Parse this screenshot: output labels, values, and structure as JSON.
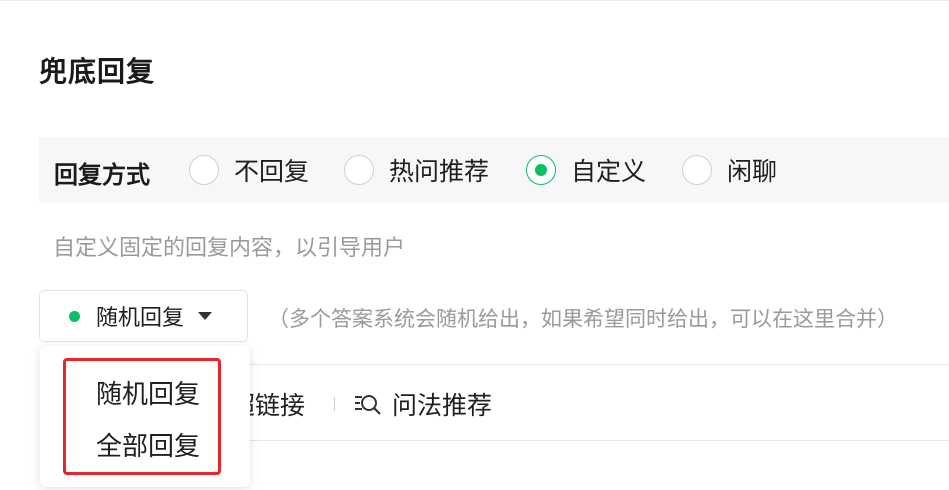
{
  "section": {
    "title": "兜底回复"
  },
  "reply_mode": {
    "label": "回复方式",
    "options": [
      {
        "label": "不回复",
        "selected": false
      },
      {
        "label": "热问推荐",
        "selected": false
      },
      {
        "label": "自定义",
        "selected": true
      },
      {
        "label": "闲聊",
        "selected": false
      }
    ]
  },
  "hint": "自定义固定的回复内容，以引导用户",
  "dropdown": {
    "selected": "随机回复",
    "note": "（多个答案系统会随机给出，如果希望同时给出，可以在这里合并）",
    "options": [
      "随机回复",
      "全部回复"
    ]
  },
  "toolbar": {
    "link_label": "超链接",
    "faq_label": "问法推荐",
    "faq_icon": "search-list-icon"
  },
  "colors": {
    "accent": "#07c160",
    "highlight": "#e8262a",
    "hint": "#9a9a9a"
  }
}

**WRITTEN TASK**:
Output the records above exactly; leave out the pictures.

**WRITTEN RESPONSE**:
Parse this screenshot: output labels, values, and structure as JSON.
{
  "section": {
    "title": "兜底回复"
  },
  "reply_mode": {
    "label": "回复方式",
    "options": [
      {
        "label": "不回复",
        "selected": false
      },
      {
        "label": "热问推荐",
        "selected": false
      },
      {
        "label": "自定义",
        "selected": true
      },
      {
        "label": "闲聊",
        "selected": false
      }
    ]
  },
  "hint": "自定义固定的回复内容，以引导用户",
  "dropdown": {
    "selected": "随机回复",
    "note": "（多个答案系统会随机给出，如果希望同时给出，可以在这里合并）",
    "options": [
      "随机回复",
      "全部回复"
    ]
  },
  "toolbar": {
    "link_label": "超链接",
    "faq_label": "问法推荐",
    "faq_icon": "search-list-icon"
  },
  "colors": {
    "accent": "#07c160",
    "highlight": "#e8262a",
    "hint": "#9a9a9a"
  }
}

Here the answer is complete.